### [DIRECTIONS FOR THIS TASK]
Copy out the entries below, from the line containing "List each element" down to the line containing "data-point-alipay: [944, 271, 948, 275]", both lines included.

### [DATASET RECORDS]
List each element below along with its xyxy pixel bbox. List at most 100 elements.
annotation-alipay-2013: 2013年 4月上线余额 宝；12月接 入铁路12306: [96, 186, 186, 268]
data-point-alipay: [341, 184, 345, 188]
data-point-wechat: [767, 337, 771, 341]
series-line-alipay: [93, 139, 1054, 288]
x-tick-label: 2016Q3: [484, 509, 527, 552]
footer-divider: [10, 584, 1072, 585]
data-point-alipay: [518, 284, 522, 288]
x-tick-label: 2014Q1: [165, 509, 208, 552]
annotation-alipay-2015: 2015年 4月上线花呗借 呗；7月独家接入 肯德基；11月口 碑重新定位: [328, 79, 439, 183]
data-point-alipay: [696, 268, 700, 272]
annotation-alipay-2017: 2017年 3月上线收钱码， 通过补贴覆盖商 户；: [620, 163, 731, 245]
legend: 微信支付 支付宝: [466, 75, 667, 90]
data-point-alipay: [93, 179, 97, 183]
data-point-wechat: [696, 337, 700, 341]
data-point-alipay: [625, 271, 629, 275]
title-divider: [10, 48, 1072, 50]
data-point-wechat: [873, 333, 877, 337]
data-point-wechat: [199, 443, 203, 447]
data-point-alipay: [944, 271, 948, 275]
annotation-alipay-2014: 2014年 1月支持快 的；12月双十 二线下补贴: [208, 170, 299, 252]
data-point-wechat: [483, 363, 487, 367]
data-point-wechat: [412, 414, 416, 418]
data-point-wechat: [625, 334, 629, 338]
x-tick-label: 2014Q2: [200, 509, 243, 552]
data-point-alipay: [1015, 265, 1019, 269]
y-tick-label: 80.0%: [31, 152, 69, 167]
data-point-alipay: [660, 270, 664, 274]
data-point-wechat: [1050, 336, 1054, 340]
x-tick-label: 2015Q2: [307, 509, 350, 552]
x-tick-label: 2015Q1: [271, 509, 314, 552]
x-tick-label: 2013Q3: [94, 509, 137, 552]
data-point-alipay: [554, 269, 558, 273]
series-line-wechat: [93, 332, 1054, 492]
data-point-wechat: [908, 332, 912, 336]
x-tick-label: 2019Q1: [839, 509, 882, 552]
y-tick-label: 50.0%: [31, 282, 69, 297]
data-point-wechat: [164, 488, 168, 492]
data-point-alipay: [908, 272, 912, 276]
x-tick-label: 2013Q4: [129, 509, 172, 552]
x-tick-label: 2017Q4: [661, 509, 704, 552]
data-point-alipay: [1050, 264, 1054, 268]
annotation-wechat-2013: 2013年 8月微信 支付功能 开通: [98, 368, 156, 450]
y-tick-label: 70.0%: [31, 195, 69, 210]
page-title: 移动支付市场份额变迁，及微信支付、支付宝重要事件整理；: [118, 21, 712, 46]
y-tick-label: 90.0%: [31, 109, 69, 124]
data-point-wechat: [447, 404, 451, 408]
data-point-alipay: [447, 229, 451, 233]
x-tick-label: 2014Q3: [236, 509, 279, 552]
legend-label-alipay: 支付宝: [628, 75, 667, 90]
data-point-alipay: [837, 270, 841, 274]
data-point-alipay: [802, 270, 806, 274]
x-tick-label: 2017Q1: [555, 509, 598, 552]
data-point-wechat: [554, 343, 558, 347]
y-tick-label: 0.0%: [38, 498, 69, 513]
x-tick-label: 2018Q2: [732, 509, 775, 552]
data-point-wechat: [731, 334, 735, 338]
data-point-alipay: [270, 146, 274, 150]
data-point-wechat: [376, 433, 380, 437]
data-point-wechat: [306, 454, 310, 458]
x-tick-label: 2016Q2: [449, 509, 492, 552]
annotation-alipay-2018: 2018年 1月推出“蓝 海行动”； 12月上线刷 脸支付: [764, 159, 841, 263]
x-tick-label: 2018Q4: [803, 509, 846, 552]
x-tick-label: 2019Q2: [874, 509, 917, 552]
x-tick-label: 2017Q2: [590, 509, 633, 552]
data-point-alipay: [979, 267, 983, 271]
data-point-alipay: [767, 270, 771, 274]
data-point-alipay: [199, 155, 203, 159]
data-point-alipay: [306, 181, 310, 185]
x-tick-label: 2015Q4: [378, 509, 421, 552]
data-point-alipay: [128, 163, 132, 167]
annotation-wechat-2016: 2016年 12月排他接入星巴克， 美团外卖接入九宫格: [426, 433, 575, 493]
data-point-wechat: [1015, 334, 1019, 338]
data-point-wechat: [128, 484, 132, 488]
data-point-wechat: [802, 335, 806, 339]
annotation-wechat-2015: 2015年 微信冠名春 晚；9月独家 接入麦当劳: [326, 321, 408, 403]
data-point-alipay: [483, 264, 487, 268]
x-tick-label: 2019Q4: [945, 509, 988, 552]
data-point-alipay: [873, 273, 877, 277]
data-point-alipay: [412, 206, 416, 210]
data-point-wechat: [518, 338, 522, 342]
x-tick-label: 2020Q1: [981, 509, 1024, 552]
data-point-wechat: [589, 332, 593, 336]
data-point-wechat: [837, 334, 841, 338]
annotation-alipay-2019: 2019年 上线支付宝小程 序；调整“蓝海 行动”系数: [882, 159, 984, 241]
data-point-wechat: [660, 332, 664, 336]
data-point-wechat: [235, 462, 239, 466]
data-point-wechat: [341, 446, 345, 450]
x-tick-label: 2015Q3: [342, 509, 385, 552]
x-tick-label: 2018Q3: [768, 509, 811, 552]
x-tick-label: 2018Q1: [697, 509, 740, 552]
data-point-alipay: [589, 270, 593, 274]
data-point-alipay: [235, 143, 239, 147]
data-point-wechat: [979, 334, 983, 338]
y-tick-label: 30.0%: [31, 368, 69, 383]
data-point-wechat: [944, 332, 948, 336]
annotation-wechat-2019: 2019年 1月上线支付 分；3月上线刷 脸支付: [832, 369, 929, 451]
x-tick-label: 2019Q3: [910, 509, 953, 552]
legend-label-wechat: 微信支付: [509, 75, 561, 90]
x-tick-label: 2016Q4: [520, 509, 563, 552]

--

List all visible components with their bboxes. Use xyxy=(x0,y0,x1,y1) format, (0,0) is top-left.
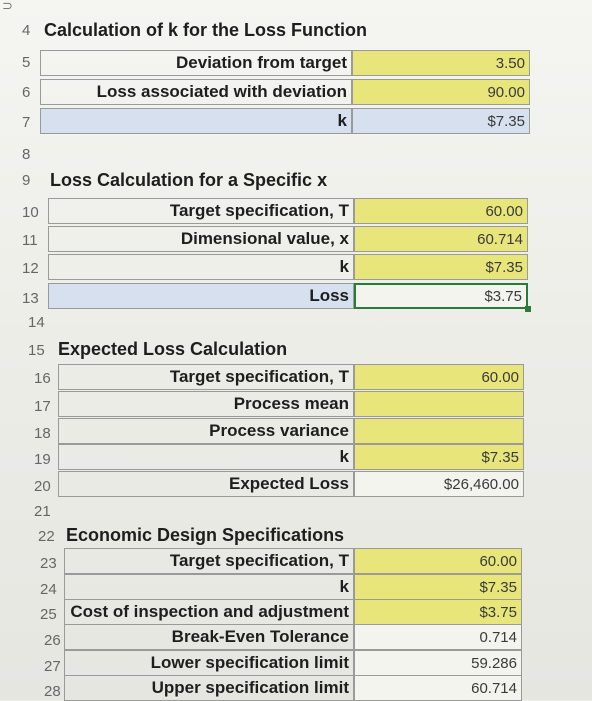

==

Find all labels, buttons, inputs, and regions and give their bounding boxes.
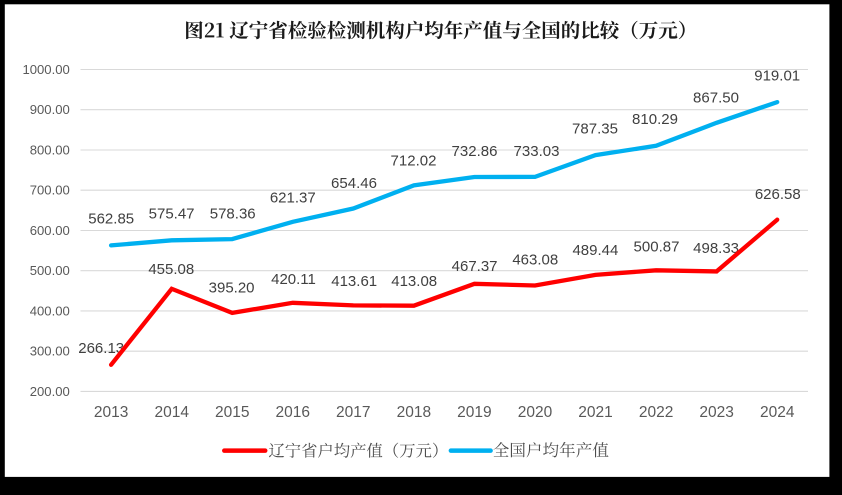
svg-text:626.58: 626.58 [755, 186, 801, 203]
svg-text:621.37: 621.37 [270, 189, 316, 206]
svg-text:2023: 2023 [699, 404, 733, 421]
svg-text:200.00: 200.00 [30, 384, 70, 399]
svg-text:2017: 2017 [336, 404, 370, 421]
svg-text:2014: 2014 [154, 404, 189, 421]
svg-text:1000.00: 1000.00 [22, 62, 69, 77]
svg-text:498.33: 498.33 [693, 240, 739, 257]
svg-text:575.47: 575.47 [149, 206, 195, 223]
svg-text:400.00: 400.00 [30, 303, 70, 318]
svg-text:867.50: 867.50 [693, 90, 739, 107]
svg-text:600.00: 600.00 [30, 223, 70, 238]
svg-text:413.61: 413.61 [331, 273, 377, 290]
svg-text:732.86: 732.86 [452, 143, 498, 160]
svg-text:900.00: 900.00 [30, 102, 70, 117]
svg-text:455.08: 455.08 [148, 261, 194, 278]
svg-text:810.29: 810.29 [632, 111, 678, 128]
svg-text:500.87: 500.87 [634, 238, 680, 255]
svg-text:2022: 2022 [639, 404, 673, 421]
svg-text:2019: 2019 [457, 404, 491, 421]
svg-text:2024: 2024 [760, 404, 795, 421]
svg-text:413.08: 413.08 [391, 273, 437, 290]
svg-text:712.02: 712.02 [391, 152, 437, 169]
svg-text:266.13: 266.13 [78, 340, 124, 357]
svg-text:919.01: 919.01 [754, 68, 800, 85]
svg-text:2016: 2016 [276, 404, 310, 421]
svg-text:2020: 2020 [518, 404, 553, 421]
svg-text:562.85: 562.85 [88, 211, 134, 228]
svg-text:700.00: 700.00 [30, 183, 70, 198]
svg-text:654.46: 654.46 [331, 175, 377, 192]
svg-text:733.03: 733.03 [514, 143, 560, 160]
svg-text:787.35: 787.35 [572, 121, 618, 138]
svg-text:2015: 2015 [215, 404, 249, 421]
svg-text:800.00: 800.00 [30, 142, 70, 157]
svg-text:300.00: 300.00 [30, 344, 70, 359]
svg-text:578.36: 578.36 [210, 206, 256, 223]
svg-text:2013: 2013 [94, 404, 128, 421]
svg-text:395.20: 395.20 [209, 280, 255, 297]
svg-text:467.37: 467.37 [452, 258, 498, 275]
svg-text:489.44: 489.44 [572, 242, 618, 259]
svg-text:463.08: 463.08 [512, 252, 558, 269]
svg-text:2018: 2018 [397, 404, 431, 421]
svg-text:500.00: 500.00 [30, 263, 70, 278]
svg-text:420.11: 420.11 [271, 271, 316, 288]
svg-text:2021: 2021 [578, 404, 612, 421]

### [FINISHED EXERCISE]
List each element below along with its xyxy pixel bbox. List at most 100 elements.
annotation-alipay-2013: 2013年 4月上线余额 宝；12月接 入铁路12306: [96, 186, 186, 268]
data-point-alipay: [341, 184, 345, 188]
data-point-wechat: [767, 337, 771, 341]
series-line-alipay: [93, 139, 1054, 288]
x-tick-label: 2016Q3: [484, 509, 527, 552]
footer-divider: [10, 584, 1072, 585]
data-point-alipay: [518, 284, 522, 288]
x-tick-label: 2014Q1: [165, 509, 208, 552]
annotation-alipay-2015: 2015年 4月上线花呗借 呗；7月独家接入 肯德基；11月口 碑重新定位: [328, 79, 439, 183]
data-point-alipay: [696, 268, 700, 272]
annotation-alipay-2017: 2017年 3月上线收钱码， 通过补贴覆盖商 户；: [620, 163, 731, 245]
legend: 微信支付 支付宝: [466, 75, 667, 90]
data-point-alipay: [93, 179, 97, 183]
data-point-wechat: [696, 337, 700, 341]
data-point-alipay: [625, 271, 629, 275]
title-divider: [10, 48, 1072, 50]
data-point-wechat: [873, 333, 877, 337]
data-point-wechat: [199, 443, 203, 447]
data-point-alipay: [944, 271, 948, 275]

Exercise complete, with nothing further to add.